* _Input records_:
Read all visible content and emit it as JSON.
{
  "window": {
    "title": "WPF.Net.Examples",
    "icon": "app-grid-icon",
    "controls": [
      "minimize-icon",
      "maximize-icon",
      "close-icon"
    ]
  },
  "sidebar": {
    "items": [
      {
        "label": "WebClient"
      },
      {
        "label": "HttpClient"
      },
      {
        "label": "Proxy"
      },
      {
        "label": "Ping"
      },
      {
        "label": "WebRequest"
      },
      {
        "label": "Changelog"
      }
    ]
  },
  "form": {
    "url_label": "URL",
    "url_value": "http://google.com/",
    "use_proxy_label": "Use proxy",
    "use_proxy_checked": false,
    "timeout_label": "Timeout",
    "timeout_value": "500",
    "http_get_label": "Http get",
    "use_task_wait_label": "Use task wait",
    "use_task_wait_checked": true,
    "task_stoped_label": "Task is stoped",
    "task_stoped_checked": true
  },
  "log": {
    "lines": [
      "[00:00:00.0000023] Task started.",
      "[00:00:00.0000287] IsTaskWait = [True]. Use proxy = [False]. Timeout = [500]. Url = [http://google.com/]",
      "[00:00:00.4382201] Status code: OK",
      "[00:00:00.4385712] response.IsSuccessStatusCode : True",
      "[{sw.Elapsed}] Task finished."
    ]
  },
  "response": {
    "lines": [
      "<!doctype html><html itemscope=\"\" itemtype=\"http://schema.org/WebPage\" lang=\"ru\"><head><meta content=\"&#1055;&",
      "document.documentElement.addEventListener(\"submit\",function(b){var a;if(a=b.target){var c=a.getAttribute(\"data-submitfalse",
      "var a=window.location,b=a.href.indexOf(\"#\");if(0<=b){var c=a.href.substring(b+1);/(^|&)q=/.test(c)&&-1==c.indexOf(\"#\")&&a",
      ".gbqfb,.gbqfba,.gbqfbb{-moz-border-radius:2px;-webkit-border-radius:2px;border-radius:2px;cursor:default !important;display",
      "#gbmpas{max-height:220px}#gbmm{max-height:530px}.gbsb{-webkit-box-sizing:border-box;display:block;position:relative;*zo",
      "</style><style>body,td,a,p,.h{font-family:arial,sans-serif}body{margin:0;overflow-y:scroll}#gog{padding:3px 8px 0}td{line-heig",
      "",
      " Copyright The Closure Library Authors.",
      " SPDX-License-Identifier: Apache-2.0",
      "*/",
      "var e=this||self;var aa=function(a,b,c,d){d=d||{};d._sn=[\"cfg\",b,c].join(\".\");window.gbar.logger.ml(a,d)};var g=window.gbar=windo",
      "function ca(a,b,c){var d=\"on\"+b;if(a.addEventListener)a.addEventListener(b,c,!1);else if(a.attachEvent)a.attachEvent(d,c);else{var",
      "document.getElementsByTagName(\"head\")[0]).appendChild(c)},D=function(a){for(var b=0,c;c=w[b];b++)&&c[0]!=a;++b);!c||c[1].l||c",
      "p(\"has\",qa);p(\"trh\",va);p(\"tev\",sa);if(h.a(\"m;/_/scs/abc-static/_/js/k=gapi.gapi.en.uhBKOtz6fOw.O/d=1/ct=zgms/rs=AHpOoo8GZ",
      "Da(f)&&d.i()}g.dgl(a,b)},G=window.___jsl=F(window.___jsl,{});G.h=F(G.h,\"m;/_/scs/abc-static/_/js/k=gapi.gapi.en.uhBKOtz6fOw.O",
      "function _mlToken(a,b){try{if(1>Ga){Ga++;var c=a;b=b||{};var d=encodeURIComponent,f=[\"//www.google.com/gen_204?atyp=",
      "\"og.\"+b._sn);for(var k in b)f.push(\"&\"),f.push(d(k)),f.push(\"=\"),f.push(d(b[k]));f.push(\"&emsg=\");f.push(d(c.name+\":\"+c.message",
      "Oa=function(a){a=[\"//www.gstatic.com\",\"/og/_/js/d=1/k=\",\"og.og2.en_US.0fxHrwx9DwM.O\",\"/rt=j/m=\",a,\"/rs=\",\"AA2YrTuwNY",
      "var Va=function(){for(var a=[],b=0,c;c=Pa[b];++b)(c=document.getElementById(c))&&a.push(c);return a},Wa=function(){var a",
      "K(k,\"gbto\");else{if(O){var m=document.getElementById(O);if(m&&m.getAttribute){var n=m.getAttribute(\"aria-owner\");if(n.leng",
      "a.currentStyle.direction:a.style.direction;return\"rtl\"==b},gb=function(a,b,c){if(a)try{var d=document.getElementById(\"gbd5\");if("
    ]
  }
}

* _Exercise details_: Check each line of the material above for "border" and say how many lines contain it, giving the number alone.

* _Solution to the problem_: 2